** start Rows **
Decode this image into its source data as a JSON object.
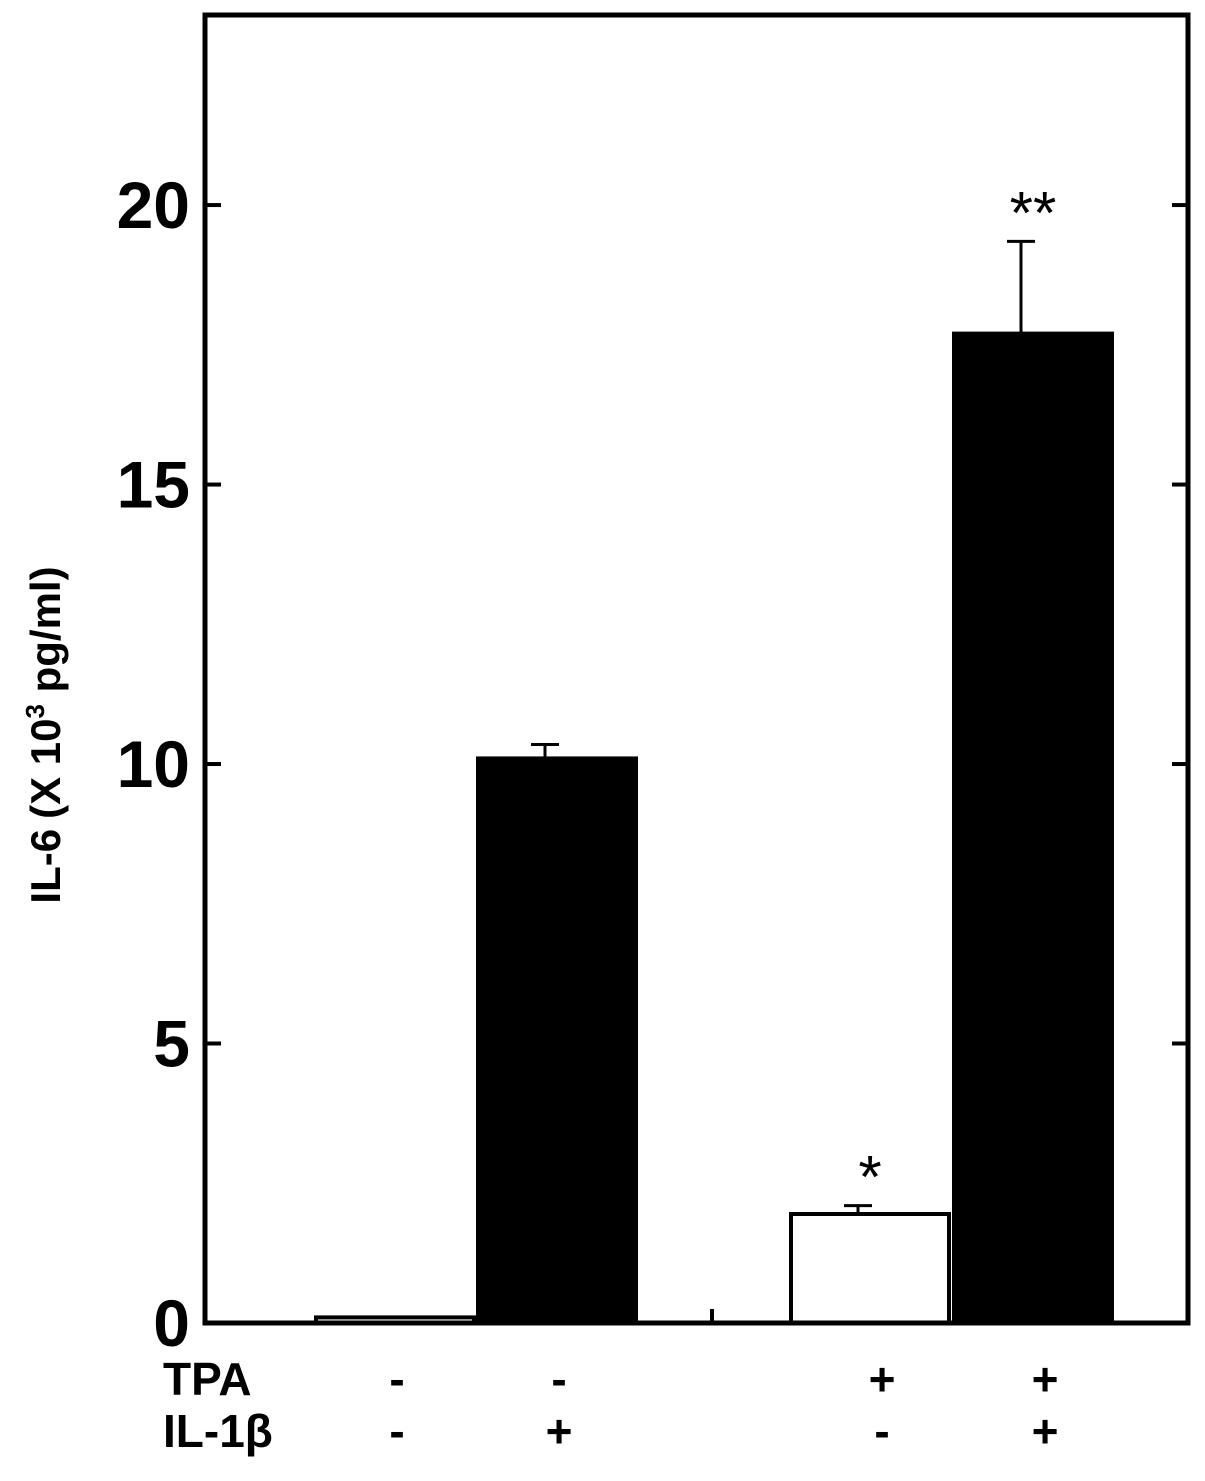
{
  "chart_data": {
    "type": "bar",
    "ylabel_main": "IL-6",
    "ylabel_unit_prefix": "(X 10",
    "ylabel_unit_exp": "3",
    "ylabel_unit_suffix": " pg/ml)",
    "ylim": [
      0,
      23.4
    ],
    "yticks": [
      "0",
      "5",
      "10",
      "15",
      "20"
    ],
    "grid": false,
    "legend": "none",
    "series": [
      {
        "values": [
          0.1,
          10.1,
          1.95,
          17.7
        ],
        "errors": [
          0,
          0.25,
          0.15,
          1.65
        ],
        "fills": [
          "#ffffff",
          "#000000",
          "#ffffff",
          "#000000"
        ],
        "significance": [
          "",
          "",
          "*",
          "**"
        ]
      }
    ],
    "conditions": [
      {
        "label": "TPA",
        "signs": [
          "-",
          "-",
          "+",
          "+"
        ]
      },
      {
        "label": "IL-1β",
        "signs": [
          "-",
          "+",
          "-",
          "+"
        ]
      }
    ]
  }
}
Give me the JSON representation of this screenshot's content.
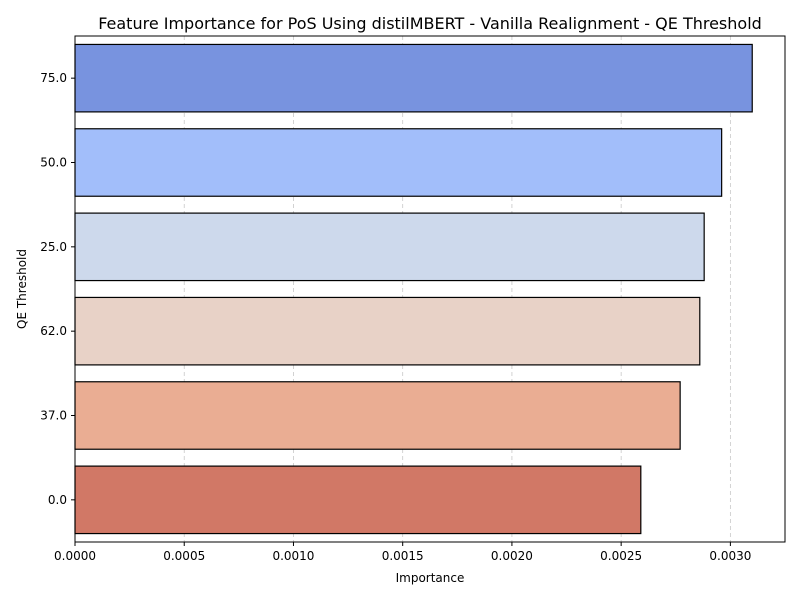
{
  "chart_data": {
    "type": "bar",
    "orientation": "horizontal",
    "title": "Feature Importance for PoS Using distilMBERT - Vanilla Realignment - QE Threshold",
    "xlabel": "Importance",
    "ylabel": "QE Threshold",
    "categories": [
      "75.0",
      "50.0",
      "25.0",
      "62.0",
      "37.0",
      "0.0"
    ],
    "values": [
      0.0031,
      0.00296,
      0.00288,
      0.00286,
      0.00277,
      0.00259
    ],
    "colors": [
      "#7893df",
      "#a2befa",
      "#cdd9ec",
      "#e8d2c7",
      "#eaad93",
      "#d17866"
    ],
    "xlim": [
      0,
      0.00325
    ],
    "xticks": [
      "0.0000",
      "0.0005",
      "0.0010",
      "0.0015",
      "0.0020",
      "0.0025",
      "0.0030"
    ],
    "grid": "x-dashed"
  }
}
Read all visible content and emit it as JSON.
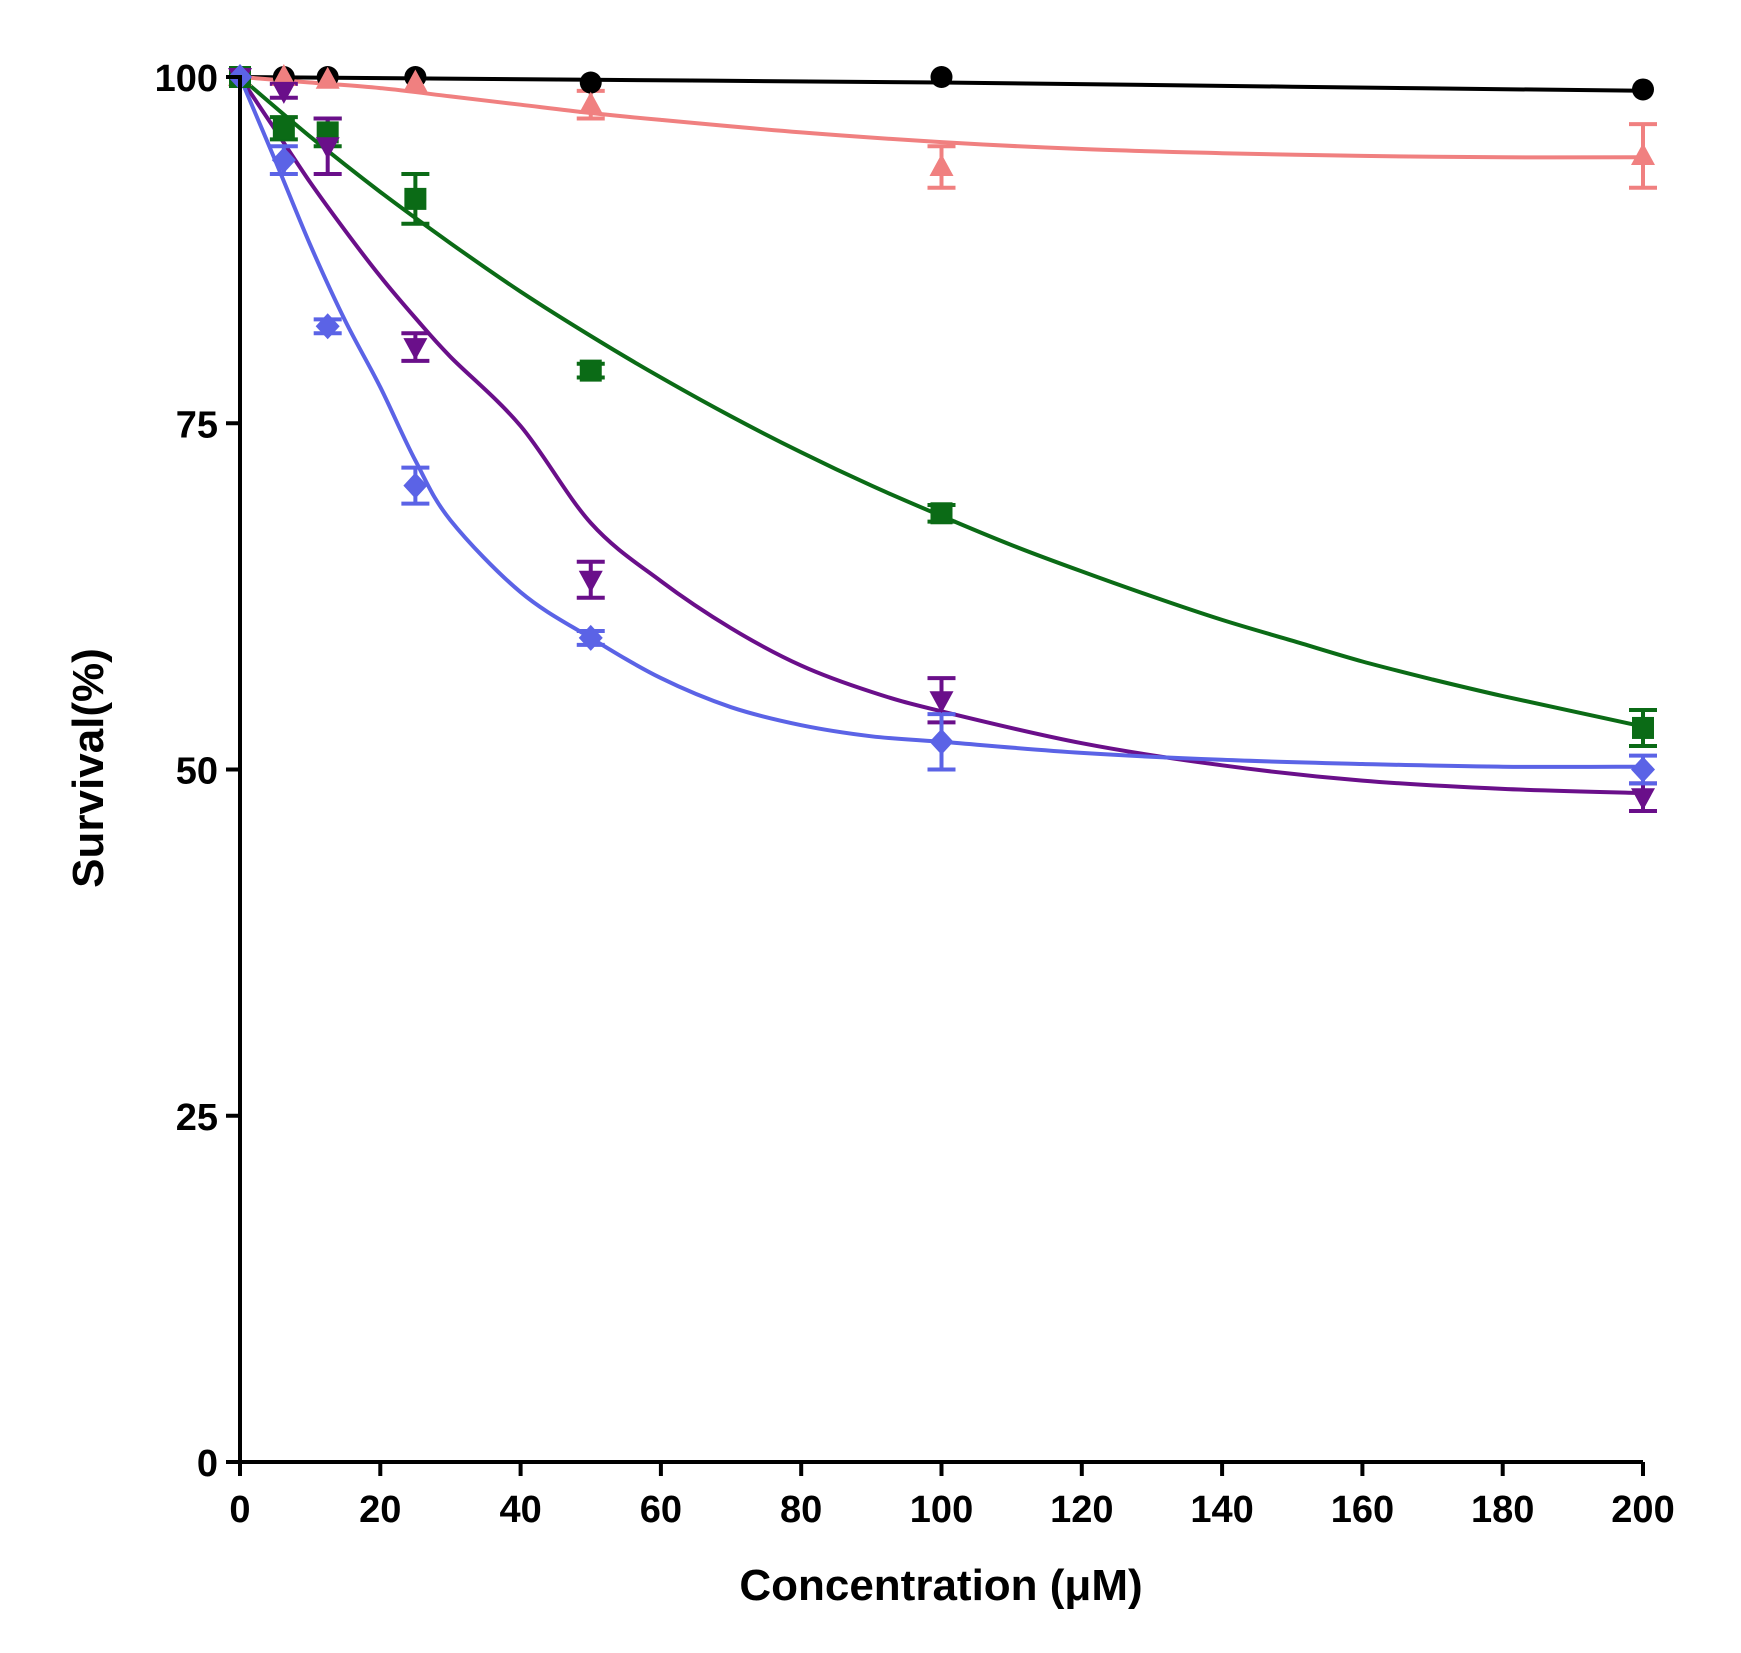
{
  "chart_data": {
    "type": "line",
    "title": "",
    "xlabel": "Concentration (μM)",
    "ylabel": "Survival(%)",
    "xlim": [
      0,
      200
    ],
    "ylim": [
      0,
      100
    ],
    "xticks": [
      "0",
      "20",
      "40",
      "60",
      "80",
      "100",
      "120",
      "140",
      "160",
      "180",
      "200"
    ],
    "yticks": [
      "0",
      "25",
      "50",
      "75",
      "100"
    ],
    "grid": false,
    "legend": "none",
    "series": [
      {
        "name": "black-circle",
        "color": "#000000",
        "marker": "circle",
        "x": [
          0,
          6.25,
          12.5,
          25,
          50,
          100,
          200
        ],
        "y": [
          100,
          100,
          100,
          100,
          99.6,
          100,
          99.1
        ],
        "err": [
          0,
          0,
          0,
          0,
          0,
          0,
          0
        ],
        "fit": [
          [
            0,
            100
          ],
          [
            50,
            99.8
          ],
          [
            100,
            99.6
          ],
          [
            150,
            99.3
          ],
          [
            200,
            99.0
          ]
        ]
      },
      {
        "name": "pink-triangle",
        "color": "#f08080",
        "marker": "triangle",
        "x": [
          0,
          6.25,
          12.5,
          25,
          50,
          100,
          200
        ],
        "y": [
          100,
          100,
          99.8,
          99.6,
          98,
          93.5,
          94.3
        ],
        "err": [
          0,
          0,
          0,
          0,
          1.0,
          1.5,
          2.3
        ],
        "fit": [
          [
            0,
            100
          ],
          [
            10,
            99.6
          ],
          [
            20,
            99.2
          ],
          [
            30,
            98.6
          ],
          [
            40,
            98.0
          ],
          [
            50,
            97.4
          ],
          [
            60,
            96.9
          ],
          [
            80,
            96.0
          ],
          [
            100,
            95.3
          ],
          [
            120,
            94.8
          ],
          [
            140,
            94.5
          ],
          [
            160,
            94.3
          ],
          [
            180,
            94.2
          ],
          [
            200,
            94.2
          ]
        ]
      },
      {
        "name": "green-square",
        "color": "#0b6b16",
        "marker": "square",
        "x": [
          0,
          6.25,
          12.5,
          25,
          50,
          100,
          200
        ],
        "y": [
          100,
          96.3,
          96,
          91.2,
          78.8,
          68.5,
          53
        ],
        "err": [
          0,
          0.8,
          1.0,
          1.8,
          0.5,
          0.6,
          1.3
        ],
        "fit": [
          [
            0,
            100
          ],
          [
            10,
            95.7
          ],
          [
            20,
            91.7
          ],
          [
            30,
            88.0
          ],
          [
            40,
            84.5
          ],
          [
            50,
            81.3
          ],
          [
            60,
            78.3
          ],
          [
            70,
            75.5
          ],
          [
            80,
            72.9
          ],
          [
            90,
            70.5
          ],
          [
            100,
            68.3
          ],
          [
            110,
            66.2
          ],
          [
            120,
            64.3
          ],
          [
            130,
            62.5
          ],
          [
            140,
            60.8
          ],
          [
            150,
            59.3
          ],
          [
            160,
            57.8
          ],
          [
            170,
            56.5
          ],
          [
            180,
            55.3
          ],
          [
            190,
            54.2
          ],
          [
            200,
            53.1
          ]
        ]
      },
      {
        "name": "purple-inverted-triangle",
        "color": "#6a0f8a",
        "marker": "triangle-down",
        "x": [
          0,
          6.25,
          12.5,
          25,
          50,
          100,
          200
        ],
        "y": [
          100,
          99,
          95,
          80.5,
          63.7,
          55,
          48
        ],
        "err": [
          0,
          0.5,
          2.0,
          1.0,
          1.3,
          1.6,
          1.0
        ],
        "fit": [
          [
            0,
            100
          ],
          [
            5,
            96.2
          ],
          [
            10,
            92.4
          ],
          [
            15,
            88.9
          ],
          [
            20,
            85.6
          ],
          [
            25,
            82.6
          ],
          [
            30,
            79.8
          ],
          [
            40,
            74.8
          ],
          [
            50,
            67.8
          ],
          [
            60,
            63.6
          ],
          [
            70,
            60.2
          ],
          [
            80,
            57.5
          ],
          [
            90,
            55.6
          ],
          [
            100,
            54.2
          ],
          [
            120,
            51.9
          ],
          [
            140,
            50.3
          ],
          [
            160,
            49.2
          ],
          [
            180,
            48.6
          ],
          [
            200,
            48.3
          ]
        ]
      },
      {
        "name": "blue-diamond",
        "color": "#5b63e6",
        "marker": "diamond",
        "x": [
          0,
          6.25,
          12.5,
          25,
          50,
          100,
          200
        ],
        "y": [
          100,
          94,
          82,
          70.5,
          59.5,
          52,
          50
        ],
        "err": [
          0,
          1.0,
          0.5,
          1.3,
          0.5,
          2.0,
          1.0
        ],
        "fit": [
          [
            0,
            100
          ],
          [
            5,
            94.0
          ],
          [
            10,
            87.9
          ],
          [
            15,
            82.4
          ],
          [
            20,
            77.6
          ],
          [
            25,
            72.3
          ],
          [
            30,
            68.0
          ],
          [
            40,
            62.8
          ],
          [
            50,
            59.5
          ],
          [
            60,
            56.6
          ],
          [
            70,
            54.5
          ],
          [
            80,
            53.2
          ],
          [
            90,
            52.4
          ],
          [
            100,
            52.0
          ],
          [
            120,
            51.2
          ],
          [
            140,
            50.7
          ],
          [
            160,
            50.4
          ],
          [
            180,
            50.2
          ],
          [
            200,
            50.2
          ]
        ]
      }
    ]
  }
}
** end Rows **
▶ What is needed:
Pictures are excluded; repeat every record exactly.

▶ Task output:
Decode this image into its source data as a JSON object.
{
  "chart_data": {
    "type": "bar",
    "ylabel_main": "IL-6",
    "ylabel_unit_prefix": "(X 10",
    "ylabel_unit_exp": "3",
    "ylabel_unit_suffix": " pg/ml)",
    "ylim": [
      0,
      23.4
    ],
    "yticks": [
      "0",
      "5",
      "10",
      "15",
      "20"
    ],
    "grid": false,
    "legend": "none",
    "series": [
      {
        "values": [
          0.1,
          10.1,
          1.95,
          17.7
        ],
        "errors": [
          0,
          0.25,
          0.15,
          1.65
        ],
        "fills": [
          "#ffffff",
          "#000000",
          "#ffffff",
          "#000000"
        ],
        "significance": [
          "",
          "",
          "*",
          "**"
        ]
      }
    ],
    "conditions": [
      {
        "label": "TPA",
        "signs": [
          "-",
          "-",
          "+",
          "+"
        ]
      },
      {
        "label": "IL-1β",
        "signs": [
          "-",
          "+",
          "-",
          "+"
        ]
      }
    ]
  }
}
Give me the JSON representation of this screenshot's content.
{
  "chart_data": {
    "type": "bar",
    "orientation": "horizontal",
    "title": "Feature Importance for PoS Using distilMBERT - Vanilla Realignment - QE Threshold",
    "xlabel": "Importance",
    "ylabel": "QE Threshold",
    "categories": [
      "75.0",
      "50.0",
      "25.0",
      "62.0",
      "37.0",
      "0.0"
    ],
    "values": [
      0.0031,
      0.00296,
      0.00288,
      0.00286,
      0.00277,
      0.00259
    ],
    "colors": [
      "#7893df",
      "#a2befa",
      "#cdd9ec",
      "#e8d2c7",
      "#eaad93",
      "#d17866"
    ],
    "xlim": [
      0,
      0.00325
    ],
    "xticks": [
      "0.0000",
      "0.0005",
      "0.0010",
      "0.0015",
      "0.0020",
      "0.0025",
      "0.0030"
    ],
    "grid": "x-dashed"
  }
}
Read all visible content and emit it as JSON.
{
  "chart_data": {
    "type": "line",
    "title": "",
    "xlabel": "Concentration (μM)",
    "ylabel": "Survival(%)",
    "xlim": [
      0,
      200
    ],
    "ylim": [
      0,
      100
    ],
    "xticks": [
      "0",
      "20",
      "40",
      "60",
      "80",
      "100",
      "120",
      "140",
      "160",
      "180",
      "200"
    ],
    "yticks": [
      "0",
      "25",
      "50",
      "75",
      "100"
    ],
    "grid": false,
    "legend": "none",
    "series": [
      {
        "name": "black-circle",
        "color": "#000000",
        "marker": "circle",
        "x": [
          0,
          6.25,
          12.5,
          25,
          50,
          100,
          200
        ],
        "y": [
          100,
          100,
          100,
          100,
          99.6,
          100,
          99.1
        ],
        "err": [
          0,
          0,
          0,
          0,
          0,
          0,
          0
        ],
        "fit": [
          [
            0,
            100
          ],
          [
            50,
            99.8
          ],
          [
            100,
            99.6
          ],
          [
            150,
            99.3
          ],
          [
            200,
            99.0
          ]
        ]
      },
      {
        "name": "pink-triangle",
        "color": "#f08080",
        "marker": "triangle",
        "x": [
          0,
          6.25,
          12.5,
          25,
          50,
          100,
          200
        ],
        "y": [
          100,
          100,
          99.8,
          99.6,
          98,
          93.5,
          94.3
        ],
        "err": [
          0,
          0,
          0,
          0,
          1.0,
          1.5,
          2.3
        ],
        "fit": [
          [
            0,
            100
          ],
          [
            10,
            99.6
          ],
          [
            20,
            99.2
          ],
          [
            30,
            98.6
          ],
          [
            40,
            98.0
          ],
          [
            50,
            97.4
          ],
          [
            60,
            96.9
          ],
          [
            80,
            96.0
          ],
          [
            100,
            95.3
          ],
          [
            120,
            94.8
          ],
          [
            140,
            94.5
          ],
          [
            160,
            94.3
          ],
          [
            180,
            94.2
          ],
          [
            200,
            94.2
          ]
        ]
      },
      {
        "name": "green-square",
        "color": "#0b6b16",
        "marker": "square",
        "x": [
          0,
          6.25,
          12.5,
          25,
          50,
          100,
          200
        ],
        "y": [
          100,
          96.3,
          96,
          91.2,
          78.8,
          68.5,
          53
        ],
        "err": [
          0,
          0.8,
          1.0,
          1.8,
          0.5,
          0.6,
          1.3
        ],
        "fit": [
          [
            0,
            100
          ],
          [
            10,
            95.7
          ],
          [
            20,
            91.7
          ],
          [
            30,
            88.0
          ],
          [
            40,
            84.5
          ],
          [
            50,
            81.3
          ],
          [
            60,
            78.3
          ],
          [
            70,
            75.5
          ],
          [
            80,
            72.9
          ],
          [
            90,
            70.5
          ],
          [
            100,
            68.3
          ],
          [
            110,
            66.2
          ],
          [
            120,
            64.3
          ],
          [
            130,
            62.5
          ],
          [
            140,
            60.8
          ],
          [
            150,
            59.3
          ],
          [
            160,
            57.8
          ],
          [
            170,
            56.5
          ],
          [
            180,
            55.3
          ],
          [
            190,
            54.2
          ],
          [
            200,
            53.1
          ]
        ]
      },
      {
        "name": "purple-inverted-triangle",
        "color": "#6a0f8a",
        "marker": "triangle-down",
        "x": [
          0,
          6.25,
          12.5,
          25,
          50,
          100,
          200
        ],
        "y": [
          100,
          99,
          95,
          80.5,
          63.7,
          55,
          48
        ],
        "err": [
          0,
          0.5,
          2.0,
          1.0,
          1.3,
          1.6,
          1.0
        ],
        "fit": [
          [
            0,
            100
          ],
          [
            5,
            96.2
          ],
          [
            10,
            92.4
          ],
          [
            15,
            88.9
          ],
          [
            20,
            85.6
          ],
          [
            25,
            82.6
          ],
          [
            30,
            79.8
          ],
          [
            40,
            74.8
          ],
          [
            50,
            67.8
          ],
          [
            60,
            63.6
          ],
          [
            70,
            60.2
          ],
          [
            80,
            57.5
          ],
          [
            90,
            55.6
          ],
          [
            100,
            54.2
          ],
          [
            120,
            51.9
          ],
          [
            140,
            50.3
          ],
          [
            160,
            49.2
          ],
          [
            180,
            48.6
          ],
          [
            200,
            48.3
          ]
        ]
      },
      {
        "name": "blue-diamond",
        "color": "#5b63e6",
        "marker": "diamond",
        "x": [
          0,
          6.25,
          12.5,
          25,
          50,
          100,
          200
        ],
        "y": [
          100,
          94,
          82,
          70.5,
          59.5,
          52,
          50
        ],
        "err": [
          0,
          1.0,
          0.5,
          1.3,
          0.5,
          2.0,
          1.0
        ],
        "fit": [
          [
            0,
            100
          ],
          [
            5,
            94.0
          ],
          [
            10,
            87.9
          ],
          [
            15,
            82.4
          ],
          [
            20,
            77.6
          ],
          [
            25,
            72.3
          ],
          [
            30,
            68.0
          ],
          [
            40,
            62.8
          ],
          [
            50,
            59.5
          ],
          [
            60,
            56.6
          ],
          [
            70,
            54.5
          ],
          [
            80,
            53.2
          ],
          [
            90,
            52.4
          ],
          [
            100,
            52.0
          ],
          [
            120,
            51.2
          ],
          [
            140,
            50.7
          ],
          [
            160,
            50.4
          ],
          [
            180,
            50.2
          ],
          [
            200,
            50.2
          ]
        ]
      }
    ]
  }
}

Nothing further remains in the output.